What you will do ->
Locate every line in the records below that contains the word "structure", and copy each one.
============================================================
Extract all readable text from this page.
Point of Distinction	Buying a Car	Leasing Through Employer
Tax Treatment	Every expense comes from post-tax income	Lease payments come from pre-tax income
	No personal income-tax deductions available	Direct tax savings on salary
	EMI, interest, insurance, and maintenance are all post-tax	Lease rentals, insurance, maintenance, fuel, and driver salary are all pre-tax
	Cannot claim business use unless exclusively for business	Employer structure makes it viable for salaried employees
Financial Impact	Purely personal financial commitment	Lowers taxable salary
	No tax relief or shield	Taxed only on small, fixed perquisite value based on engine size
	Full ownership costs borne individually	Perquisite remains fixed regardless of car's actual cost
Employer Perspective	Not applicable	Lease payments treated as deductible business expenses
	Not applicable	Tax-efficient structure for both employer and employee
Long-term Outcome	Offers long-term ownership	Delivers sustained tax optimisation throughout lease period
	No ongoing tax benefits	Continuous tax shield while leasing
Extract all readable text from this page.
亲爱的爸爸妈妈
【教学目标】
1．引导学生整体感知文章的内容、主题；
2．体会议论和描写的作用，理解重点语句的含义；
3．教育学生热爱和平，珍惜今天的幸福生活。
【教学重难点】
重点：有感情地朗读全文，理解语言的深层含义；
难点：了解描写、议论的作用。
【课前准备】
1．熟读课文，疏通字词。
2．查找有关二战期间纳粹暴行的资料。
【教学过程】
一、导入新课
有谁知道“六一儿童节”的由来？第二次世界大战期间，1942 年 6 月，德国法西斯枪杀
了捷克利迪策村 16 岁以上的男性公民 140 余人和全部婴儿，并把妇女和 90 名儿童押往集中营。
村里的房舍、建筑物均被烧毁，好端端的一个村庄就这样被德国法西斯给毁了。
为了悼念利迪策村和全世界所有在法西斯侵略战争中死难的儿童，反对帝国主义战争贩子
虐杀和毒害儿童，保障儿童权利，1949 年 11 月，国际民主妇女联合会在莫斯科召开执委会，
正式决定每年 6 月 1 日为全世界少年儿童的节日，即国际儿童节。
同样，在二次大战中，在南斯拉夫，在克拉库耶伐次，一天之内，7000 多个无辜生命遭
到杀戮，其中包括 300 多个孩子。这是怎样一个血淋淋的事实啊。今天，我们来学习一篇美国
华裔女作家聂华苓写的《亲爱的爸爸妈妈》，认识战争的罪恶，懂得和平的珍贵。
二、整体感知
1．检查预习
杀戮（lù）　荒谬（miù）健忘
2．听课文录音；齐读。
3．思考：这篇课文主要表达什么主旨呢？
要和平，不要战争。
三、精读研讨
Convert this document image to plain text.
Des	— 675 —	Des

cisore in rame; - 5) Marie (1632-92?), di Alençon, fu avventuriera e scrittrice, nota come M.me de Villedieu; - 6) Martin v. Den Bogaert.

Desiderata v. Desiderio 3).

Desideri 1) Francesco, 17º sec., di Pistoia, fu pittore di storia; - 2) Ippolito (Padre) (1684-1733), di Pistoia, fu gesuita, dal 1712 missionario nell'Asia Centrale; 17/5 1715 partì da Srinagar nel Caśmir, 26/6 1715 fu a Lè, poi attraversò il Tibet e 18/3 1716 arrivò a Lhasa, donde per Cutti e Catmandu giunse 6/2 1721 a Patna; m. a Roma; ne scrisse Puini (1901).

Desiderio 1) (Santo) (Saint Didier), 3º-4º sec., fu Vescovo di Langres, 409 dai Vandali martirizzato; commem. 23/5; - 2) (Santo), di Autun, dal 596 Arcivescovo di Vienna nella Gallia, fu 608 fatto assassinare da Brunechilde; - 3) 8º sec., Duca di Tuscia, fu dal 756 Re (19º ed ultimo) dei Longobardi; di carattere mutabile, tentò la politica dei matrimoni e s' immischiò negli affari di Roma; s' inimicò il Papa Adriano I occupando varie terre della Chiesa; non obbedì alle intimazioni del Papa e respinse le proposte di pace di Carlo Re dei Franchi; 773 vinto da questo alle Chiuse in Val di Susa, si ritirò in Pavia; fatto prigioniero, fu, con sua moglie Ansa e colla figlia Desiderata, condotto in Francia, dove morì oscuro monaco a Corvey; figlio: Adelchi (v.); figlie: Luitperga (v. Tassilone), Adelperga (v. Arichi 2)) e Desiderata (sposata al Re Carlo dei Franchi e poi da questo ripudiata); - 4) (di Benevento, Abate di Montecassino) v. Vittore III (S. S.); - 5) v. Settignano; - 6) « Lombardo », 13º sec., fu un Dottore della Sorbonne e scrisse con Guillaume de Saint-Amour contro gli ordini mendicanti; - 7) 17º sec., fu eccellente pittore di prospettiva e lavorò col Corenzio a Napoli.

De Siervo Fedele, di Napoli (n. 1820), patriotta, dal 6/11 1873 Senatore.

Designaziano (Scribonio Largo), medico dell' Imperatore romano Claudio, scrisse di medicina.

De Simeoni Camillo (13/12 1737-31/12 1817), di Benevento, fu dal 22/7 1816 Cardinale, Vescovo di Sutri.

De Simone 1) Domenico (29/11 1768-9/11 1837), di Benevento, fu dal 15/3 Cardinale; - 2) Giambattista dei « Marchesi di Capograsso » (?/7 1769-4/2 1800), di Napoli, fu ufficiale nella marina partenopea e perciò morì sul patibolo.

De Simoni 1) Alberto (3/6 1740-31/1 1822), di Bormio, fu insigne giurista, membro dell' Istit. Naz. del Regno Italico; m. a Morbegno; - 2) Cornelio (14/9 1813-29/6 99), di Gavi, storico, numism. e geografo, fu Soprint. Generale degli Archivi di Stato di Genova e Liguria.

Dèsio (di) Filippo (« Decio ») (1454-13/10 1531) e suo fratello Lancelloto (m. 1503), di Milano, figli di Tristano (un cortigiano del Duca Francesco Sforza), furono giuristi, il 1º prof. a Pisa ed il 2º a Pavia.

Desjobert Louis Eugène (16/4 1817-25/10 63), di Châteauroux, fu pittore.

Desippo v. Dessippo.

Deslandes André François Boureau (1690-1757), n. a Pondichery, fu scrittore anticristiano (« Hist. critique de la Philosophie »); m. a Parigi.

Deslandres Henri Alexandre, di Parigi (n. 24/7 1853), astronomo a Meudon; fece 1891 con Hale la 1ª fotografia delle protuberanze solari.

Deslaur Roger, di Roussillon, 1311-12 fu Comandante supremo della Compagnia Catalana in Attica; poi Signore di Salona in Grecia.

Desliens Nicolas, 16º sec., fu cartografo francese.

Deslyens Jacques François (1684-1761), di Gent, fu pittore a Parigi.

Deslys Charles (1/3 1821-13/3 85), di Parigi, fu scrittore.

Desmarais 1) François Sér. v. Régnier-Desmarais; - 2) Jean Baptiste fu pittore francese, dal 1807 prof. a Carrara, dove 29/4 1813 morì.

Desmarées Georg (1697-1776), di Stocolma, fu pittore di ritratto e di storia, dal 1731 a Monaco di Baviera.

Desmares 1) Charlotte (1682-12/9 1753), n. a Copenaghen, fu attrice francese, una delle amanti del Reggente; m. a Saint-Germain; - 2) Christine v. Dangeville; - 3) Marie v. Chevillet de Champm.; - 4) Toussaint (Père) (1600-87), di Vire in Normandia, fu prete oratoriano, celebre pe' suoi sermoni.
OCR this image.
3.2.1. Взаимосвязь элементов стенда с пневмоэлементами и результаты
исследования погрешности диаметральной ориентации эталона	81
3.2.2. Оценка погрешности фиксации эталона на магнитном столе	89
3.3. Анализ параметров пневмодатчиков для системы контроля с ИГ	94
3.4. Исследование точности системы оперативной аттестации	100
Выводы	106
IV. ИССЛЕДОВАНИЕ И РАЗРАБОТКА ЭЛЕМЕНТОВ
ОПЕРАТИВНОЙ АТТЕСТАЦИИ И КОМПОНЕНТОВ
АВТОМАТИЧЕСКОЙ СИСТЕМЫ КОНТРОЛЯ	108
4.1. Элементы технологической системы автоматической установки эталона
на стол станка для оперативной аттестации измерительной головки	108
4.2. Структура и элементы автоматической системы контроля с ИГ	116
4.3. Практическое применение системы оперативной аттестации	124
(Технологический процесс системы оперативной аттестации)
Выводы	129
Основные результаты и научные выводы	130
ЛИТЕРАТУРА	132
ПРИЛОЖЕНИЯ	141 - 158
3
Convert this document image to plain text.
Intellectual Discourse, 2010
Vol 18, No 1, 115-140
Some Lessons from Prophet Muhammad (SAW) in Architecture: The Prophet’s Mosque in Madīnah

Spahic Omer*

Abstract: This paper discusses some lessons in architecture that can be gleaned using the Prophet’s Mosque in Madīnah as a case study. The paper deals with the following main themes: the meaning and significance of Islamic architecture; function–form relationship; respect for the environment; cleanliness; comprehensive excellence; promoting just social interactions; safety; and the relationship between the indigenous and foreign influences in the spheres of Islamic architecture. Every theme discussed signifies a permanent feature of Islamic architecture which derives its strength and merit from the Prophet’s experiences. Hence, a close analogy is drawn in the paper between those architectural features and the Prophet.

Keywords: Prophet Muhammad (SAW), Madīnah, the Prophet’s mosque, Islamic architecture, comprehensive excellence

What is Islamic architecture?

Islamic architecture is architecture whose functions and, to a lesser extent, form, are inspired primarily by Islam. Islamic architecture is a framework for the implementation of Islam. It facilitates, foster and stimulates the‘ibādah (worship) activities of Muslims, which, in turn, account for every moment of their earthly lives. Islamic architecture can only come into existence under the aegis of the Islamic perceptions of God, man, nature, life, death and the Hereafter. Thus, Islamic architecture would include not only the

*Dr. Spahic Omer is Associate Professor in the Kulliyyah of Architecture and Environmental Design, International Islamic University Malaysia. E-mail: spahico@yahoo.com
============================================================
Solution to this problem ->
	Cannot claim business use unless exclusively for business	Employer structure makes it viable for salaried employees
	Not applicable	Tax-efficient structure for both employer and employee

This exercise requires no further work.